MATERIAL SUPPLIED —

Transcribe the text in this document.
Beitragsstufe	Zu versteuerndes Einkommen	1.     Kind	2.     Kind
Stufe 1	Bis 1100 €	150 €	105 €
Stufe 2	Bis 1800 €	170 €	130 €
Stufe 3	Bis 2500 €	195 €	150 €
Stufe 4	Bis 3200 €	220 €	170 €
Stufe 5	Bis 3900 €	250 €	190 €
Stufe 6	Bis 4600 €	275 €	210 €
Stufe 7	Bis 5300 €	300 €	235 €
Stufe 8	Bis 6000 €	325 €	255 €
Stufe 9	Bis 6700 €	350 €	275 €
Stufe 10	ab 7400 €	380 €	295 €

THE PROBLEM —
Copy the records above exactly.

SOLVED PROBLEM —
Transcribe the text in this document.
Beitragsstufe	Zu versteuerndes Einkommen	1.     Kind	2.     Kind
Stufe 1	Bis 1100 €	150 €	105 €
Stufe 2	Bis 1800 €	170 €	130 €
Stufe 3	Bis 2500 €	195 €	150 €
Stufe 4	Bis 3200 €	220 €	170 €
Stufe 5	Bis 3900 €	250 €	190 €
Stufe 6	Bis 4600 €	275 €	210 €
Stufe 7	Bis 5300 €	300 €	235 €
Stufe 8	Bis 6000 €	325 €	255 €
Stufe 9	Bis 6700 €	350 €	275 €
Stufe 10	ab 7400 €	380 €	295 €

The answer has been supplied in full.